## start Passage shown

Download the print-ready version of this guide 

Eligibility flowchart

Use this flowchart to work out if you need consent from the OIO.

 

 

Buying residential or lifestyle land

These laws apply to homes that are categorised as ‘residential’ or ‘lifestyle’ on the District Valuation Roll. You can check properties on websites, such as www.qv.co.nz, or ask the local council. For other types of homes and land, different rules apply (see residential land that is also sensitive for other reasons).

Screenshot of QV website showing Government House
This is Government House in Auckland viewed on the QV website at www.qv.co.nz.

About this consent

Once you have determined that you need consent from the Overseas Investment Office to buy or build a home to live in that is classed as residential or lifestyle, you can apply using the forms on this page.

You must apply for consent as early in the sale process as possible, and you can apply for pre-approval before you have found the property you want to buy. Your lawyer needs to have your Overseas Investment Office consent number before you can complete the sale.

Simple consents could take up to 10 working days to be granted. The fee for individuals is $2040.

You can still sign a sale and purchase agreement without consent, provided that the agreement is conditional upon consent being granted.

If you need consent, but sign an unconditional agreement without it, you may face significant penalties and have to sell. If you make a false statement, you could be fined up to $300,000.

Conditions of your consent

If you are granted consent, there are certain conditions you must meet. These are detailed in the Overseas Investment Act 2005, but in general, everyone who is named in the consent must:

  • live in the property as their main home.
  • be present in New Zealand for at least 183 days in each 12 month period after consent is granted.
  • continue to hold a residence class visa, or continue to be an Australian or Singaporean citizen or permanent resident.

If you don’t meet these conditions, you may have to sell the land, and / or face penalties and fines.

## end Passage shown
## start Supplied data

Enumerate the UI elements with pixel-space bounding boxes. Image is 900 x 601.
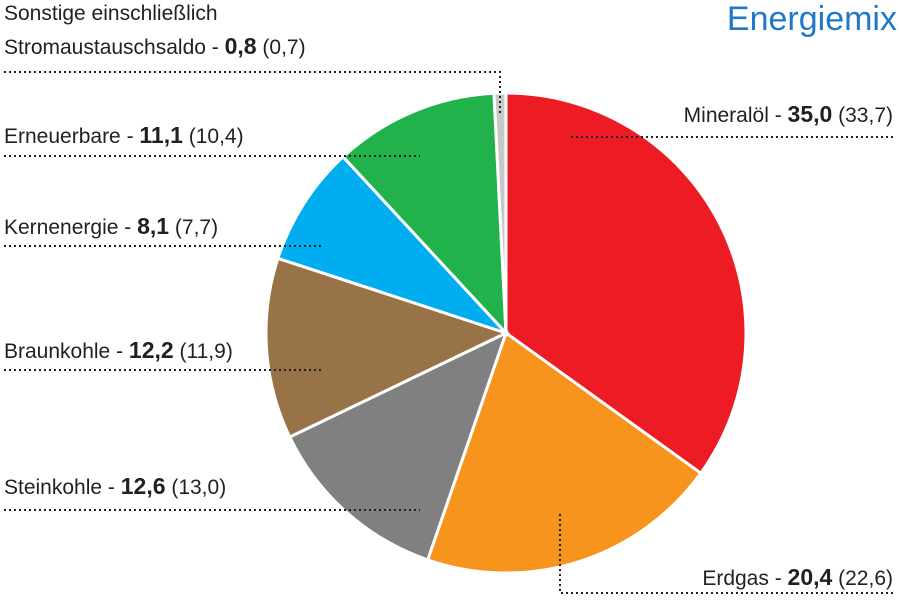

## end Supplied data

Problems to solve »
A) Turn the paragraph in the consent guide that begins "You must apply for consent" into a short bulleted list that keeps its main facts.
B) Extend the consent guide, picking up right after its final sentence.

Task results »
A)
- Apply for consent as early in the sale process as possible.
- You can apply for pre-approval before you have found the property you want to buy.
- Your lawyer needs your Overseas Investment Office consent number before the sale can be completed.

B)
These conditions will cease to apply if you become a New Zealand citizen or become ordinarily resident in New Zealand.

Residential land statement

When you are ready to buy a home, your lawyer will ask you to complete a Residential Land Statement to say whether you are eligible to buy. They will help you do this. It is important that you talk to your lawyer before you sign a sale and purchase agreement. If you need consent, but sign an agreement without it, you may face significant penalties.

Alternatively, you can make the agreement conditional on the consent of the Overseas Investment Office or get pre-approval before you find a property to buy.

Read the Residential Land Statement

Guidance for conveyancers and lawyers

Spouse or partner exemption

If you are a couple, you don’t both need consent if you are buying the home as relationship property. This includes people who are married, in a civil union, or a de facto relationship.

  • If one of you is a New Zealand Citizen, then neither of you need to apply for consent.
  • If one of you holds a residence class visa, has been living here for the past 12 months, has been present in New Zealand for at least 183 days in the past 12 months, and is tax resident, then neither of you need to apply for consent.
  • If one of you is an Australian or Singaporean citizen, then neither of you needs to apply for consent.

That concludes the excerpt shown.